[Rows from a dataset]
##########
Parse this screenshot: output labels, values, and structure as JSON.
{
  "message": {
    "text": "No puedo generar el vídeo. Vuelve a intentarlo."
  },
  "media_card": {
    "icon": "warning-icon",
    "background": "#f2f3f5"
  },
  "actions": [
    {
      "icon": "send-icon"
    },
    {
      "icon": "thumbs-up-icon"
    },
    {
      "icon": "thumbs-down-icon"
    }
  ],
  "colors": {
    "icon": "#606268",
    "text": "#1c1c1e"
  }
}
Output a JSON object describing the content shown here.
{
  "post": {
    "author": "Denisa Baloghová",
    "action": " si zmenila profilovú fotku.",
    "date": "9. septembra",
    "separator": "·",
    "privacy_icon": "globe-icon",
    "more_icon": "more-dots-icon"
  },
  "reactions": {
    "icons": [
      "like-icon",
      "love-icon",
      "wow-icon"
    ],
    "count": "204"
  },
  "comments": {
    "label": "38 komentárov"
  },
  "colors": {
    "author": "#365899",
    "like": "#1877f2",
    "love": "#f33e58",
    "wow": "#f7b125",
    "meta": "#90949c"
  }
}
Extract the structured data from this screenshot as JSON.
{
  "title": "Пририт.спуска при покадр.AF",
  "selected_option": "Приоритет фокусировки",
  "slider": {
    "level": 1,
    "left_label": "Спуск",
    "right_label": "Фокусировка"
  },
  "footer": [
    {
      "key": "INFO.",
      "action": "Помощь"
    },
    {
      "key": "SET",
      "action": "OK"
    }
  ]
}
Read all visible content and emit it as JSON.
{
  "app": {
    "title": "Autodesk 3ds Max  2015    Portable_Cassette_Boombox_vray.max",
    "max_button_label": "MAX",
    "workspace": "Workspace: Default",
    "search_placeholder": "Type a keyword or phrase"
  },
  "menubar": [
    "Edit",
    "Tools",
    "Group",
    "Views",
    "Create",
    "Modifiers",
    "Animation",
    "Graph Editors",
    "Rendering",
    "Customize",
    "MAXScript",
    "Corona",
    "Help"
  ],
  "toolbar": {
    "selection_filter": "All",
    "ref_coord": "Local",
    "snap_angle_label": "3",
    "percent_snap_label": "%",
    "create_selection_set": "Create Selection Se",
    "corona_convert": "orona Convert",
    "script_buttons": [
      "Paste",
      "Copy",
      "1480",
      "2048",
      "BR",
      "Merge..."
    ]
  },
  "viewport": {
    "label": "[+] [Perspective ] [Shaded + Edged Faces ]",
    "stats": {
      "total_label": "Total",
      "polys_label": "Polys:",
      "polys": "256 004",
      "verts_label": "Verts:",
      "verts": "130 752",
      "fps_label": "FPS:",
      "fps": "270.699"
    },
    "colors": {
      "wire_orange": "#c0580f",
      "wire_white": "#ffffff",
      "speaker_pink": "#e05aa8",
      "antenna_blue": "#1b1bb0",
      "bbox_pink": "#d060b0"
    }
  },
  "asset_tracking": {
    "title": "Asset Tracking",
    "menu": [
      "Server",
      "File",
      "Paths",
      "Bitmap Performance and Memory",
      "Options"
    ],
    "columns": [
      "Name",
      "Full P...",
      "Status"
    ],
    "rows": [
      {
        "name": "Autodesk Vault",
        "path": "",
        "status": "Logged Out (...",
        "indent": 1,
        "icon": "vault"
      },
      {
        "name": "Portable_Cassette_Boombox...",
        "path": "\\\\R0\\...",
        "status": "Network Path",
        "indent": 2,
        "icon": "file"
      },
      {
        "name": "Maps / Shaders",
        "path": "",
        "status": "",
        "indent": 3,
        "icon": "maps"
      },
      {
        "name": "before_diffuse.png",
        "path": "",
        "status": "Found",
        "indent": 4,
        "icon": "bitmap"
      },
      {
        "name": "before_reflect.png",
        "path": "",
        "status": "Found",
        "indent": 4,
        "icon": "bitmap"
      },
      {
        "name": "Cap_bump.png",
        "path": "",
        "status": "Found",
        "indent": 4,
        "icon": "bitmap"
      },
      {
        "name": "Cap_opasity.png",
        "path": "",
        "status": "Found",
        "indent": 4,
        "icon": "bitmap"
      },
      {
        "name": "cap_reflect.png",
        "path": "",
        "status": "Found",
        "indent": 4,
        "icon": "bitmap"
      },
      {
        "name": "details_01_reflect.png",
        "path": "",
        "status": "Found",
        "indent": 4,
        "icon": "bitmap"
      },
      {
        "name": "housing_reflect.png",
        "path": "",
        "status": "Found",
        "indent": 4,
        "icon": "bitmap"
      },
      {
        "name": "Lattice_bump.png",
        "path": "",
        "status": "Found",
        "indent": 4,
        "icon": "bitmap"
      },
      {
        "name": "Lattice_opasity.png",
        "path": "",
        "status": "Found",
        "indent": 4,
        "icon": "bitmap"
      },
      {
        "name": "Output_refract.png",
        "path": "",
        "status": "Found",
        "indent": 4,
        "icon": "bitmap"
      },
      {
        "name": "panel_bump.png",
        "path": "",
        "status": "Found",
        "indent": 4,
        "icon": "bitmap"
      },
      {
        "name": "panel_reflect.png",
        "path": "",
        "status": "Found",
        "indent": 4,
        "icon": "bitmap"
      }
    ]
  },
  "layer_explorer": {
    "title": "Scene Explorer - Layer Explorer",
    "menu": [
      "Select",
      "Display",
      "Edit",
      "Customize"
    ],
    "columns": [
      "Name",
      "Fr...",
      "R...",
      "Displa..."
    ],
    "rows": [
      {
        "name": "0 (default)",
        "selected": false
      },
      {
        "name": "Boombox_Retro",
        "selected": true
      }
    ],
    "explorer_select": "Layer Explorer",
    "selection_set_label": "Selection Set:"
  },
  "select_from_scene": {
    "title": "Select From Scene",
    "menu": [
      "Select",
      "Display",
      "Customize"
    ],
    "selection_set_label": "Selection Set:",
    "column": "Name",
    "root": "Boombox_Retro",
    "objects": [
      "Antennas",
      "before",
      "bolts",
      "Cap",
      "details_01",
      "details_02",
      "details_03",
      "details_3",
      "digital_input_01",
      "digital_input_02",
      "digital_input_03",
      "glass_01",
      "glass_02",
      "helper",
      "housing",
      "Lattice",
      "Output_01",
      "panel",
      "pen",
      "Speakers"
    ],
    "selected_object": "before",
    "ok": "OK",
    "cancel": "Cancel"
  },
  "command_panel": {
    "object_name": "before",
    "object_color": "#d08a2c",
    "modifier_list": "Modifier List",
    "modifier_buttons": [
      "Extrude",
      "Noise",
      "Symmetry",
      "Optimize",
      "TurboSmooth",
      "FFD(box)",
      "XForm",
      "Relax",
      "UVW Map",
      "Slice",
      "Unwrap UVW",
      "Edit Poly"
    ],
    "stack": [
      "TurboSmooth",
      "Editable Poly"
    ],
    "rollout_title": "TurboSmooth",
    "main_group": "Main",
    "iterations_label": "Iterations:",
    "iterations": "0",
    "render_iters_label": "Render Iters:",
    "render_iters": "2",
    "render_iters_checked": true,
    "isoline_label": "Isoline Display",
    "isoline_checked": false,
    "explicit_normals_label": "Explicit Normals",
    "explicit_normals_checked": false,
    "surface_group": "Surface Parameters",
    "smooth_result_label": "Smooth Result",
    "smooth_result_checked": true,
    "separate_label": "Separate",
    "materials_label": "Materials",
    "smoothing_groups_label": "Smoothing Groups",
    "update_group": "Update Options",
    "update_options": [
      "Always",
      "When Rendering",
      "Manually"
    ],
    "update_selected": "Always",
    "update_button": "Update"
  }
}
##########
◆ **Instructions for the task**: Please copy out each record, character for character.

◆ **Correct answer**:
Parse this screenshot: output labels, values, and structure as JSON.
{
  "message": {
    "text": "No puedo generar el vídeo. Vuelve a intentarlo."
  },
  "media_card": {
    "icon": "warning-icon",
    "background": "#f2f3f5"
  },
  "actions": [
    {
      "icon": "send-icon"
    },
    {
      "icon": "thumbs-up-icon"
    },
    {
      "icon": "thumbs-down-icon"
    }
  ],
  "colors": {
    "icon": "#606268",
    "text": "#1c1c1e"
  }
}
Output a JSON object describing the content shown here.
{
  "post": {
    "author": "Denisa Baloghová",
    "action": " si zmenila profilovú fotku.",
    "date": "9. septembra",
    "separator": "·",
    "privacy_icon": "globe-icon",
    "more_icon": "more-dots-icon"
  },
  "reactions": {
    "icons": [
      "like-icon",
      "love-icon",
      "wow-icon"
    ],
    "count": "204"
  },
  "comments": {
    "label": "38 komentárov"
  },
  "colors": {
    "author": "#365899",
    "like": "#1877f2",
    "love": "#f33e58",
    "wow": "#f7b125",
    "meta": "#90949c"
  }
}
Extract the structured data from this screenshot as JSON.
{
  "title": "Пририт.спуска при покадр.AF",
  "selected_option": "Приоритет фокусировки",
  "slider": {
    "level": 1,
    "left_label": "Спуск",
    "right_label": "Фокусировка"
  },
  "footer": [
    {
      "key": "INFO.",
      "action": "Помощь"
    },
    {
      "key": "SET",
      "action": "OK"
    }
  ]
}
Read all visible content and emit it as JSON.
{
  "app": {
    "title": "Autodesk 3ds Max  2015    Portable_Cassette_Boombox_vray.max",
    "max_button_label": "MAX",
    "workspace": "Workspace: Default",
    "search_placeholder": "Type a keyword or phrase"
  },
  "menubar": [
    "Edit",
    "Tools",
    "Group",
    "Views",
    "Create",
    "Modifiers",
    "Animation",
    "Graph Editors",
    "Rendering",
    "Customize",
    "MAXScript",
    "Corona",
    "Help"
  ],
  "toolbar": {
    "selection_filter": "All",
    "ref_coord": "Local",
    "snap_angle_label": "3",
    "percent_snap_label": "%",
    "create_selection_set": "Create Selection Se",
    "corona_convert": "orona Convert",
    "script_buttons": [
      "Paste",
      "Copy",
      "1480",
      "2048",
      "BR",
      "Merge..."
    ]
  },
  "viewport": {
    "label": "[+] [Perspective ] [Shaded + Edged Faces ]",
    "stats": {
      "total_label": "Total",
      "polys_label": "Polys:",
      "polys": "256 004",
      "verts_label": "Verts:",
      "verts": "130 752",
      "fps_label": "FPS:",
      "fps": "270.699"
    },
    "colors": {
      "wire_orange": "#c0580f",
      "wire_white": "#ffffff",
      "speaker_pink": "#e05aa8",
      "antenna_blue": "#1b1bb0",
      "bbox_pink": "#d060b0"
    }
  },
  "asset_tracking": {
    "title": "Asset Tracking",
    "menu": [
      "Server",
      "File",
      "Paths",
      "Bitmap Performance and Memory",
      "Options"
    ],
    "columns": [
      "Name",
      "Full P...",
      "Status"
    ],
    "rows": [
      {
        "name": "Autodesk Vault",
        "path": "",
        "status": "Logged Out (...",
        "indent": 1,
        "icon": "vault"
      },
      {
        "name": "Portable_Cassette_Boombox...",
        "path": "\\\\R0\\...",
        "status": "Network Path",
        "indent": 2,
        "icon": "file"
      },
      {
        "name": "Maps / Shaders",
        "path": "",
        "status": "",
        "indent": 3,
        "icon": "maps"
      },
      {
        "name": "before_diffuse.png",
        "path": "",
        "status": "Found",
        "indent": 4,
        "icon": "bitmap"
      },
      {
        "name": "before_reflect.png",
        "path": "",
        "status": "Found",
        "indent": 4,
        "icon": "bitmap"
      },
      {
        "name": "Cap_bump.png",
        "path": "",
        "status": "Found",
        "indent": 4,
        "icon": "bitmap"
      },
      {
        "name": "Cap_opasity.png",
        "path": "",
        "status": "Found",
        "indent": 4,
        "icon": "bitmap"
      },
      {
        "name": "cap_reflect.png",
        "path": "",
        "status": "Found",
        "indent": 4,
        "icon": "bitmap"
      },
      {
        "name": "details_01_reflect.png",
        "path": "",
        "status": "Found",
        "indent": 4,
        "icon": "bitmap"
      },
      {
        "name": "housing_reflect.png",
        "path": "",
        "status": "Found",
        "indent": 4,
        "icon": "bitmap"
      },
      {
        "name": "Lattice_bump.png",
        "path": "",
        "status": "Found",
        "indent": 4,
        "icon": "bitmap"
      },
      {
        "name": "Lattice_opasity.png",
        "path": "",
        "status": "Found",
        "indent": 4,
        "icon": "bitmap"
      },
      {
        "name": "Output_refract.png",
        "path": "",
        "status": "Found",
        "indent": 4,
        "icon": "bitmap"
      },
      {
        "name": "panel_bump.png",
        "path": "",
        "status": "Found",
        "indent": 4,
        "icon": "bitmap"
      },
      {
        "name": "panel_reflect.png",
        "path": "",
        "status": "Found",
        "indent": 4,
        "icon": "bitmap"
      }
    ]
  },
  "layer_explorer": {
    "title": "Scene Explorer - Layer Explorer",
    "menu": [
      "Select",
      "Display",
      "Edit",
      "Customize"
    ],
    "columns": [
      "Name",
      "Fr...",
      "R...",
      "Displa..."
    ],
    "rows": [
      {
        "name": "0 (default)",
        "selected": false
      },
      {
        "name": "Boombox_Retro",
        "selected": true
      }
    ],
    "explorer_select": "Layer Explorer",
    "selection_set_label": "Selection Set:"
  },
  "select_from_scene": {
    "title": "Select From Scene",
    "menu": [
      "Select",
      "Display",
      "Customize"
    ],
    "selection_set_label": "Selection Set:",
    "column": "Name",
    "root": "Boombox_Retro",
    "objects": [
      "Antennas",
      "before",
      "bolts",
      "Cap",
      "details_01",
      "details_02",
      "details_03",
      "details_3",
      "digital_input_01",
      "digital_input_02",
      "digital_input_03",
      "glass_01",
      "glass_02",
      "helper",
      "housing",
      "Lattice",
      "Output_01",
      "panel",
      "pen",
      "Speakers"
    ],
    "selected_object": "before",
    "ok": "OK",
    "cancel": "Cancel"
  },
  "command_panel": {
    "object_name": "before",
    "object_color": "#d08a2c",
    "modifier_list": "Modifier List",
    "modifier_buttons": [
      "Extrude",
      "Noise",
      "Symmetry",
      "Optimize",
      "TurboSmooth",
      "FFD(box)",
      "XForm",
      "Relax",
      "UVW Map",
      "Slice",
      "Unwrap UVW",
      "Edit Poly"
    ],
    "stack": [
      "TurboSmooth",
      "Editable Poly"
    ],
    "rollout_title": "TurboSmooth",
    "main_group": "Main",
    "iterations_label": "Iterations:",
    "iterations": "0",
    "render_iters_label": "Render Iters:",
    "render_iters": "2",
    "render_iters_checked": true,
    "isoline_label": "Isoline Display",
    "isoline_checked": false,
    "explicit_normals_label": "Explicit Normals",
    "explicit_normals_checked": false,
    "surface_group": "Surface Parameters",
    "smooth_result_label": "Smooth Result",
    "smooth_result_checked": true,
    "separate_label": "Separate",
    "materials_label": "Materials",
    "smoothing_groups_label": "Smoothing Groups",
    "update_group": "Update Options",
    "update_options": [
      "Always",
      "When Rendering",
      "Manually"
    ],
    "update_selected": "Always",
    "update_button": "Update"
  }
}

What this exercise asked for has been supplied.